WORK REQUIRED –
Search the material for the string "Railway", then return every line where it is found.

═══ DATA EXCERPTS ═══

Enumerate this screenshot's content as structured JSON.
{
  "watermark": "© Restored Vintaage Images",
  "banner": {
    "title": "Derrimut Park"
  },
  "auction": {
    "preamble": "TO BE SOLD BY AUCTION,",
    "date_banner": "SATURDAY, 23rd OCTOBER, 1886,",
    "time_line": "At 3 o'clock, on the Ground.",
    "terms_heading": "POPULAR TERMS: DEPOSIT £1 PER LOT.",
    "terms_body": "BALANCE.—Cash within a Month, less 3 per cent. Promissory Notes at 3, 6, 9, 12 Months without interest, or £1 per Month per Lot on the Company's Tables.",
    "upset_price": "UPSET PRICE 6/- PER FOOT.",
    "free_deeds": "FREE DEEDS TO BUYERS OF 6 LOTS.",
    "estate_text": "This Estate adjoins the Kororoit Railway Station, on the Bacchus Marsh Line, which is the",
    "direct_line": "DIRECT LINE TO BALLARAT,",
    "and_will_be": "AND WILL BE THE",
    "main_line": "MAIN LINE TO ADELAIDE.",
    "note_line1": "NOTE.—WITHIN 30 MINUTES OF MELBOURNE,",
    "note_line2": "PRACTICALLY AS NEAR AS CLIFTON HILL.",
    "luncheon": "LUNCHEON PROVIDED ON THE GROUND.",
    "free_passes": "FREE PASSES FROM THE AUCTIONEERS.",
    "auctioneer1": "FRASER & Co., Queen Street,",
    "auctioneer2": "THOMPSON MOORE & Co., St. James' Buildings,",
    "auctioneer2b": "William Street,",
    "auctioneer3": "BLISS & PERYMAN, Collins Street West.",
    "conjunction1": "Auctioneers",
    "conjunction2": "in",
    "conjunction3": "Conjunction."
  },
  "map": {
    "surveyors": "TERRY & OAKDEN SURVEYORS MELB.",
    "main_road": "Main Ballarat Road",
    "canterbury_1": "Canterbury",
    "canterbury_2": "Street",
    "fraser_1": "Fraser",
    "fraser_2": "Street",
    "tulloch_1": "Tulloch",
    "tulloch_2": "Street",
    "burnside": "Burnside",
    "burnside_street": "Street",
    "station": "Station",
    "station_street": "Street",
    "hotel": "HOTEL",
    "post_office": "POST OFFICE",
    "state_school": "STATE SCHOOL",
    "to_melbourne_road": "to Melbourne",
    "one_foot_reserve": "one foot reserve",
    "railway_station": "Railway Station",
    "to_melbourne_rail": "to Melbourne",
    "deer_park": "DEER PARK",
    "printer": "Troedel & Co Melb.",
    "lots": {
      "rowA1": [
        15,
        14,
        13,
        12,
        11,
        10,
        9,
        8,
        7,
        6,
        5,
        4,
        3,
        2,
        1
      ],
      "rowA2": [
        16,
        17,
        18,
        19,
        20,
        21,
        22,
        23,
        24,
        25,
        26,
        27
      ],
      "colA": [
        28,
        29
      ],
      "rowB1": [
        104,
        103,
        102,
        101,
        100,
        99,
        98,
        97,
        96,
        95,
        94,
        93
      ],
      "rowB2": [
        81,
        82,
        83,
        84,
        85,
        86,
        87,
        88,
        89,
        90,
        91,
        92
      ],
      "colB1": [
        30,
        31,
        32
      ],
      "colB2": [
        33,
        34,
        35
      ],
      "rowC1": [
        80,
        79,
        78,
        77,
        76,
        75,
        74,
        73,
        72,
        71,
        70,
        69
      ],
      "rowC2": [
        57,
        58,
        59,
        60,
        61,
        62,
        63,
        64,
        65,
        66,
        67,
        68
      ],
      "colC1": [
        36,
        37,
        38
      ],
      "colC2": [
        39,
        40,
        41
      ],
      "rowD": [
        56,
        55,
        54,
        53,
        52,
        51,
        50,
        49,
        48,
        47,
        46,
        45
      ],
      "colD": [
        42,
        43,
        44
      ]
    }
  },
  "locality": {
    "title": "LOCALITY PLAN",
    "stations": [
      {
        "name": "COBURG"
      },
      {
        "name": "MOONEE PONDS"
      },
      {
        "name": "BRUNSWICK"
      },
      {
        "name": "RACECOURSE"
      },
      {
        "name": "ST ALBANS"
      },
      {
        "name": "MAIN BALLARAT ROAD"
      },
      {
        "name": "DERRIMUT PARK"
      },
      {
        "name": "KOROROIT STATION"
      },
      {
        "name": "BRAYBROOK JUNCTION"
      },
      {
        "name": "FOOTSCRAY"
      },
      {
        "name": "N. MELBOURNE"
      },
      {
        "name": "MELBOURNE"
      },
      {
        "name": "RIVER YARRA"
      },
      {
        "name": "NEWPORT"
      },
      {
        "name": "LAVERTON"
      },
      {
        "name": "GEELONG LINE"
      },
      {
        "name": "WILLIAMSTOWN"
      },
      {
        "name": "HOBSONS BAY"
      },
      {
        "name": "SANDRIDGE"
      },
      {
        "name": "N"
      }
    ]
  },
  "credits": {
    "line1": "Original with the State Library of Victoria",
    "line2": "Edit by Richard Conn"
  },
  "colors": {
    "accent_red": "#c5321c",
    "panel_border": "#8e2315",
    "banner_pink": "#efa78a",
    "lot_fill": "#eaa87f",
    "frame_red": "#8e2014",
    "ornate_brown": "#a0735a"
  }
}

═══

WRITTEN ANSWER –
    "estate_text": "This Estate adjoins the Kororoit Railway Station, on the Bacchus Marsh Line, which is the",
    "railway_station": "Railway Station",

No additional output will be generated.